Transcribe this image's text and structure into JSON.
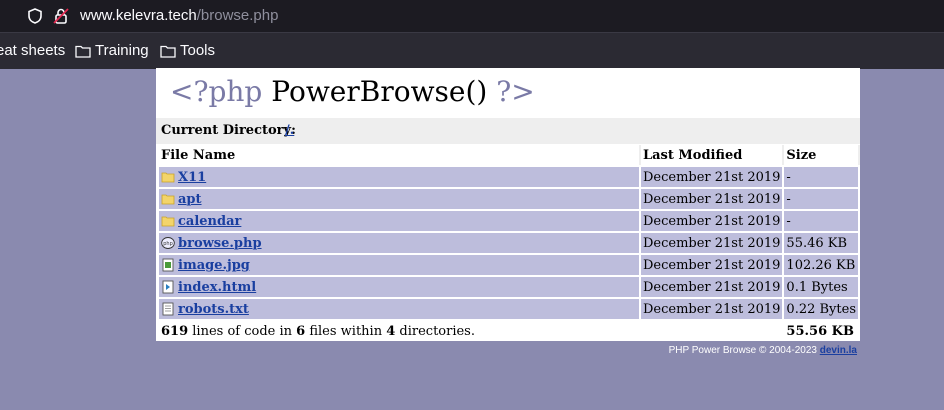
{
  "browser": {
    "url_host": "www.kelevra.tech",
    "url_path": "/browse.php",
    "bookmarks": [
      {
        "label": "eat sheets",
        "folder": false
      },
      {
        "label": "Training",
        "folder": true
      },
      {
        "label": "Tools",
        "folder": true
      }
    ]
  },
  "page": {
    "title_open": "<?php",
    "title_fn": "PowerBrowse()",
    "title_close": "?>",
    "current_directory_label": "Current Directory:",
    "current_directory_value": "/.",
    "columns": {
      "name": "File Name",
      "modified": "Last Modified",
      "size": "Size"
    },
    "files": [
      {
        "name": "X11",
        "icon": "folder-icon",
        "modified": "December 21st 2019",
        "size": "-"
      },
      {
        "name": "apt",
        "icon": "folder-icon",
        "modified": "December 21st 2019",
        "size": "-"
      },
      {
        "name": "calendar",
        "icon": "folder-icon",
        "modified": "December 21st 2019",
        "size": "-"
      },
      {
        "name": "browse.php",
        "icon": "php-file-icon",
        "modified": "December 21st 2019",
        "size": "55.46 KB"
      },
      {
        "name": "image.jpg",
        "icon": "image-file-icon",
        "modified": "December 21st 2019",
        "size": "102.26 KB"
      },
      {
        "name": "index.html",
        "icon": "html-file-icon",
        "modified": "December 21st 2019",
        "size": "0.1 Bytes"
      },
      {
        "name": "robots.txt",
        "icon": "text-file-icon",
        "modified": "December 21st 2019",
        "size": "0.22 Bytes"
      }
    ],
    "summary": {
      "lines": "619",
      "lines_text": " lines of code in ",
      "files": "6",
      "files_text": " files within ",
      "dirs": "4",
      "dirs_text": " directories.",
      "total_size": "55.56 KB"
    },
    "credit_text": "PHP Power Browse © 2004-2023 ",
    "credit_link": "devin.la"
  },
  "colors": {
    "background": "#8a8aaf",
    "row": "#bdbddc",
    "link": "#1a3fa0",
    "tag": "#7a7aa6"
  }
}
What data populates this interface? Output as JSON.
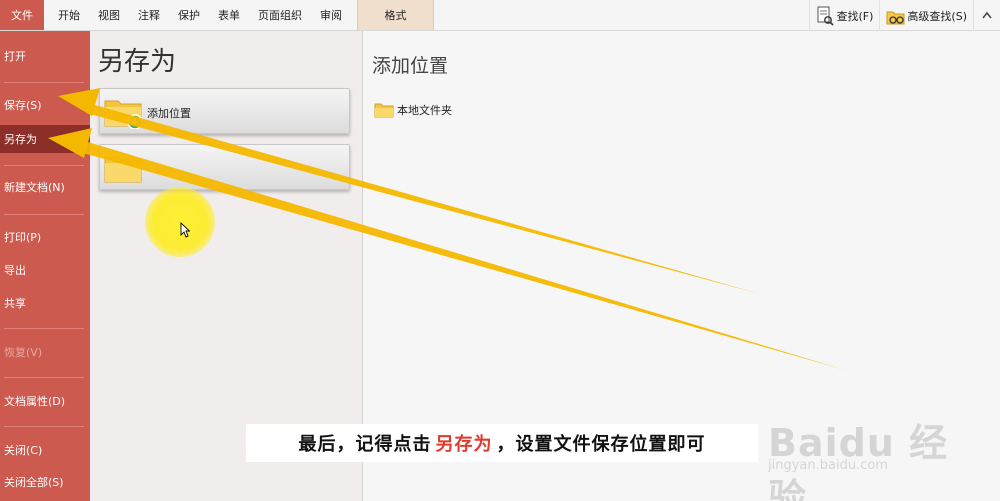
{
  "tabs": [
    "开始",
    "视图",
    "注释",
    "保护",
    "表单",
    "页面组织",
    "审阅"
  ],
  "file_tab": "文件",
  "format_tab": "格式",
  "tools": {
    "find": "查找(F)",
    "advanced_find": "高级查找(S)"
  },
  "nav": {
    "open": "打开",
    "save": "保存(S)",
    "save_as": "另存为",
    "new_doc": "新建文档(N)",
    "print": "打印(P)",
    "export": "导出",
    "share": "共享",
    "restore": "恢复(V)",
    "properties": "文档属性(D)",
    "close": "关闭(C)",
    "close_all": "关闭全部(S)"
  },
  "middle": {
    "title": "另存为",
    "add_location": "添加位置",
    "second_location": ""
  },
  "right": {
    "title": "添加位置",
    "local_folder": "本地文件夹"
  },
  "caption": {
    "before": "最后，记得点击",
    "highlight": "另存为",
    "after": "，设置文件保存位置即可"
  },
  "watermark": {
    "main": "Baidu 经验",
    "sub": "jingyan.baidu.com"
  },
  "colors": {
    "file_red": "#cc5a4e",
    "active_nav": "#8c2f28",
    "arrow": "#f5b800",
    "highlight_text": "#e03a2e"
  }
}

EXERCISE AIM: Check each line of the material above for "icon" and say how many lines contain it, giving the number alone.

THE RESPONSE: 7